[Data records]
——————
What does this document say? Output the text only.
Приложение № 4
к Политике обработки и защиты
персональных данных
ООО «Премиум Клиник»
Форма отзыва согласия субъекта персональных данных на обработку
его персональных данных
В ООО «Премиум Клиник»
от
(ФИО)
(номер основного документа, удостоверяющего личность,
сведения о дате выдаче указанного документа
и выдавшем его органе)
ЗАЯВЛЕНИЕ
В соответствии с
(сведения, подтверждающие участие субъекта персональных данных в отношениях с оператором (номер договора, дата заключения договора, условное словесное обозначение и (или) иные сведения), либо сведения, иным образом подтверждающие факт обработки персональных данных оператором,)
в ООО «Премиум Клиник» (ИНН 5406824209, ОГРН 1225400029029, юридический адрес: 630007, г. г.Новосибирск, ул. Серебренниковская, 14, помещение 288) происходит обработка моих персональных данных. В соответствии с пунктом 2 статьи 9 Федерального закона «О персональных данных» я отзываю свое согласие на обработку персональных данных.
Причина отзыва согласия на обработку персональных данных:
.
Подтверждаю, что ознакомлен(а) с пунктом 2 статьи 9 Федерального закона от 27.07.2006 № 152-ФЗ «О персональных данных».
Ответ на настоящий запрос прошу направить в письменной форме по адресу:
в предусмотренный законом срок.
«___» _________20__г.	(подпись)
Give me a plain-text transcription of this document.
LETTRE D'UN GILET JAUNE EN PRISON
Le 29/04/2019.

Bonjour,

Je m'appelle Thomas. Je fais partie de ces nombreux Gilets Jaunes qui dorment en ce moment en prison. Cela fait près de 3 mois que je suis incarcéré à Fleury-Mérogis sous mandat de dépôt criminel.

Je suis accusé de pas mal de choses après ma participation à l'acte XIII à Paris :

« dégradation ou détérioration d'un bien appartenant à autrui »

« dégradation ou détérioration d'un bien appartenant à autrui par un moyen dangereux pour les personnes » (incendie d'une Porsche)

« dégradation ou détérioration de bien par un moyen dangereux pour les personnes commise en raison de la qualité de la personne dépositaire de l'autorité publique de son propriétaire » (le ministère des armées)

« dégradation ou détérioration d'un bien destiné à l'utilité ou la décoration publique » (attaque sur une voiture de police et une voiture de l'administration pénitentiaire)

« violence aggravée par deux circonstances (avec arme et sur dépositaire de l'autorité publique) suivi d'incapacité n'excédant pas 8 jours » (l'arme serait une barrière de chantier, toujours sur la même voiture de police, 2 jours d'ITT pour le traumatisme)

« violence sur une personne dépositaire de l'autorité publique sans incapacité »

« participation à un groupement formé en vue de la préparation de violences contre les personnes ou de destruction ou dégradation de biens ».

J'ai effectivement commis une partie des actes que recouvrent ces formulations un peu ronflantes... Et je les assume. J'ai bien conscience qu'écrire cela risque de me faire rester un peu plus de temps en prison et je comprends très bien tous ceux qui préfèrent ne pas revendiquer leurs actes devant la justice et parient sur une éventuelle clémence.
——————
Transcribe the whole listing with nothing added or left out.

**Task output**
What does this document say? Output the text only.
Приложение № 4
к Политике обработки и защиты
персональных данных
ООО «Премиум Клиник»
Форма отзыва согласия субъекта персональных данных на обработку
его персональных данных
В ООО «Премиум Клиник»
от
(ФИО)
(номер основного документа, удостоверяющего личность,
сведения о дате выдаче указанного документа
и выдавшем его органе)
ЗАЯВЛЕНИЕ
В соответствии с
(сведения, подтверждающие участие субъекта персональных данных в отношениях с оператором (номер договора, дата заключения договора, условное словесное обозначение и (или) иные сведения), либо сведения, иным образом подтверждающие факт обработки персональных данных оператором,)
в ООО «Премиум Клиник» (ИНН 5406824209, ОГРН 1225400029029, юридический адрес: 630007, г. г.Новосибирск, ул. Серебренниковская, 14, помещение 288) происходит обработка моих персональных данных. В соответствии с пунктом 2 статьи 9 Федерального закона «О персональных данных» я отзываю свое согласие на обработку персональных данных.
Причина отзыва согласия на обработку персональных данных:
.
Подтверждаю, что ознакомлен(а) с пунктом 2 статьи 9 Федерального закона от 27.07.2006 № 152-ФЗ «О персональных данных».
Ответ на настоящий запрос прошу направить в письменной форме по адресу:
в предусмотренный законом срок.
«___» _________20__г.	(подпись)
Give me a plain-text transcription of this document.
LETTRE D'UN GILET JAUNE EN PRISON
Le 29/04/2019.

Bonjour,

Je m'appelle Thomas. Je fais partie de ces nombreux Gilets Jaunes qui dorment en ce moment en prison. Cela fait près de 3 mois que je suis incarcéré à Fleury-Mérogis sous mandat de dépôt criminel.

Je suis accusé de pas mal de choses après ma participation à l'acte XIII à Paris :

« dégradation ou détérioration d'un bien appartenant à autrui »

« dégradation ou détérioration d'un bien appartenant à autrui par un moyen dangereux pour les personnes » (incendie d'une Porsche)

« dégradation ou détérioration de bien par un moyen dangereux pour les personnes commise en raison de la qualité de la personne dépositaire de l'autorité publique de son propriétaire » (le ministère des armées)

« dégradation ou détérioration d'un bien destiné à l'utilité ou la décoration publique » (attaque sur une voiture de police et une voiture de l'administration pénitentiaire)

« violence aggravée par deux circonstances (avec arme et sur dépositaire de l'autorité publique) suivi d'incapacité n'excédant pas 8 jours » (l'arme serait une barrière de chantier, toujours sur la même voiture de police, 2 jours d'ITT pour le traumatisme)

« violence sur une personne dépositaire de l'autorité publique sans incapacité »

« participation à un groupement formé en vue de la préparation de violences contre les personnes ou de destruction ou dégradation de biens ».

J'ai effectivement commis une partie des actes que recouvrent ces formulations un peu ronflantes... Et je les assume. J'ai bien conscience qu'écrire cela risque de me faire rester un peu plus de temps en prison et je comprends très bien tous ceux qui préfèrent ne pas revendiquer leurs actes devant la justice et parient sur une éventuelle clémence.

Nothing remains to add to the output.